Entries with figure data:
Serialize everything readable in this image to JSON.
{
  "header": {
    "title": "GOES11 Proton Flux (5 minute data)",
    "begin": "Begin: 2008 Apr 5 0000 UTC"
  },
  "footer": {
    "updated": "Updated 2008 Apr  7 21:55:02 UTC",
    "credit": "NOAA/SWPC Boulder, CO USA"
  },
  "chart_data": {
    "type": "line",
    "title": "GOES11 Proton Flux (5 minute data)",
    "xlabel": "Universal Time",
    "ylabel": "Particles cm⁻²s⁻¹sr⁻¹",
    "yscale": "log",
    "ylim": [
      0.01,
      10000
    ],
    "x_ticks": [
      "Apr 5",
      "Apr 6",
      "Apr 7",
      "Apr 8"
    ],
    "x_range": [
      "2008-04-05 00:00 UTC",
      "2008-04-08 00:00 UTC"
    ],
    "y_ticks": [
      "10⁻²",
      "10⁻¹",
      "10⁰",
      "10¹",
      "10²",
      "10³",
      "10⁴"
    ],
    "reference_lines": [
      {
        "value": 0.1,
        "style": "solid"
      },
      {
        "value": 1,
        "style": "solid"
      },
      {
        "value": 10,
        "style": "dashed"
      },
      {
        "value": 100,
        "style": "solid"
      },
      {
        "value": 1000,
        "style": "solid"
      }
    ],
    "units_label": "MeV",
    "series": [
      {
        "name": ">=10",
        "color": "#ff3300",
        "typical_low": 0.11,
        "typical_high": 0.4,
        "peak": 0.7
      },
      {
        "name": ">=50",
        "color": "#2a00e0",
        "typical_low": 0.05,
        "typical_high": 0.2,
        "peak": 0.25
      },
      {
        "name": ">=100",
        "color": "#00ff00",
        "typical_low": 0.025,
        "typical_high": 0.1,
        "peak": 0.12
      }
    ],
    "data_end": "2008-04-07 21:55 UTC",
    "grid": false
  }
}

- **Your objective**:
Take the entries above and copy them out exactly.

- **Written response**:
Serialize everything readable in this image to JSON.
{
  "header": {
    "title": "GOES11 Proton Flux (5 minute data)",
    "begin": "Begin: 2008 Apr 5 0000 UTC"
  },
  "footer": {
    "updated": "Updated 2008 Apr  7 21:55:02 UTC",
    "credit": "NOAA/SWPC Boulder, CO USA"
  },
  "chart_data": {
    "type": "line",
    "title": "GOES11 Proton Flux (5 minute data)",
    "xlabel": "Universal Time",
    "ylabel": "Particles cm⁻²s⁻¹sr⁻¹",
    "yscale": "log",
    "ylim": [
      0.01,
      10000
    ],
    "x_ticks": [
      "Apr 5",
      "Apr 6",
      "Apr 7",
      "Apr 8"
    ],
    "x_range": [
      "2008-04-05 00:00 UTC",
      "2008-04-08 00:00 UTC"
    ],
    "y_ticks": [
      "10⁻²",
      "10⁻¹",
      "10⁰",
      "10¹",
      "10²",
      "10³",
      "10⁴"
    ],
    "reference_lines": [
      {
        "value": 0.1,
        "style": "solid"
      },
      {
        "value": 1,
        "style": "solid"
      },
      {
        "value": 10,
        "style": "dashed"
      },
      {
        "value": 100,
        "style": "solid"
      },
      {
        "value": 1000,
        "style": "solid"
      }
    ],
    "units_label": "MeV",
    "series": [
      {
        "name": ">=10",
        "color": "#ff3300",
        "typical_low": 0.11,
        "typical_high": 0.4,
        "peak": 0.7
      },
      {
        "name": ">=50",
        "color": "#2a00e0",
        "typical_low": 0.05,
        "typical_high": 0.2,
        "peak": 0.25
      },
      {
        "name": ">=100",
        "color": "#00ff00",
        "typical_low": 0.025,
        "typical_high": 0.1,
        "peak": 0.12
      }
    ],
    "data_end": "2008-04-07 21:55 UTC",
    "grid": false
  }
}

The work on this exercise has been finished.